#### Provided entries ####
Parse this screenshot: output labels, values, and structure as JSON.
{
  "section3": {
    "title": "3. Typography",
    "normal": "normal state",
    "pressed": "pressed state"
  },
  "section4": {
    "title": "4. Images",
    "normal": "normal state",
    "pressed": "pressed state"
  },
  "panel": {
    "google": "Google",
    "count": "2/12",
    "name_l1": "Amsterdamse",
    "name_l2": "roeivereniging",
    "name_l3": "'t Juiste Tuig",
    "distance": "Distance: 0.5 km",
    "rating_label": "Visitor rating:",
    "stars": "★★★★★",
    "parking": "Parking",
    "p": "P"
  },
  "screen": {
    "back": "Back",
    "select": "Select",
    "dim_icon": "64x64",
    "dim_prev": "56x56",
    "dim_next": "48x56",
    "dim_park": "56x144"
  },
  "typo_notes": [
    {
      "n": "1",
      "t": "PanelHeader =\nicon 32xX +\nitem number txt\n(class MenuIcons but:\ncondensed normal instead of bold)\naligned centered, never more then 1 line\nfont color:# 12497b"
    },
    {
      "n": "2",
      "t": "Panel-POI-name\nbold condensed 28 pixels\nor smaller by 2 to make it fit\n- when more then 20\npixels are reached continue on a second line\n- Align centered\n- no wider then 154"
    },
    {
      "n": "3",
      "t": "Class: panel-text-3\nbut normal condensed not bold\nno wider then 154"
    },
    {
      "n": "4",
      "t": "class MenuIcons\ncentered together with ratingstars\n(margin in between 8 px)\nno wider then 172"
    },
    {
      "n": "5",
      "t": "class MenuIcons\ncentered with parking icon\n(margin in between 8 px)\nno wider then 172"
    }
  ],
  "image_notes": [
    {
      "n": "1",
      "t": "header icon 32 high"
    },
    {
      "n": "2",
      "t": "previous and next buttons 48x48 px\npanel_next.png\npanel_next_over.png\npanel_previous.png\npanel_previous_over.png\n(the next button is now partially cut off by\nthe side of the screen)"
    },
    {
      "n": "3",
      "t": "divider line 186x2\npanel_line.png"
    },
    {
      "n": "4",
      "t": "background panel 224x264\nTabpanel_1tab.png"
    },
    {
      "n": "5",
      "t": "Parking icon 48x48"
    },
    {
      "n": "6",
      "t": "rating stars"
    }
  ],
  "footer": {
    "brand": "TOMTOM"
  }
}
####
Your task is to list each line of the records with the word "between".

      "t": "class MenuIcons\ncentered together with ratingstars\n(margin in between 8 px)\nno wider then 172"
      "t": "class MenuIcons\ncentered with parking icon\n(margin in between 8 px)\nno wider then 172"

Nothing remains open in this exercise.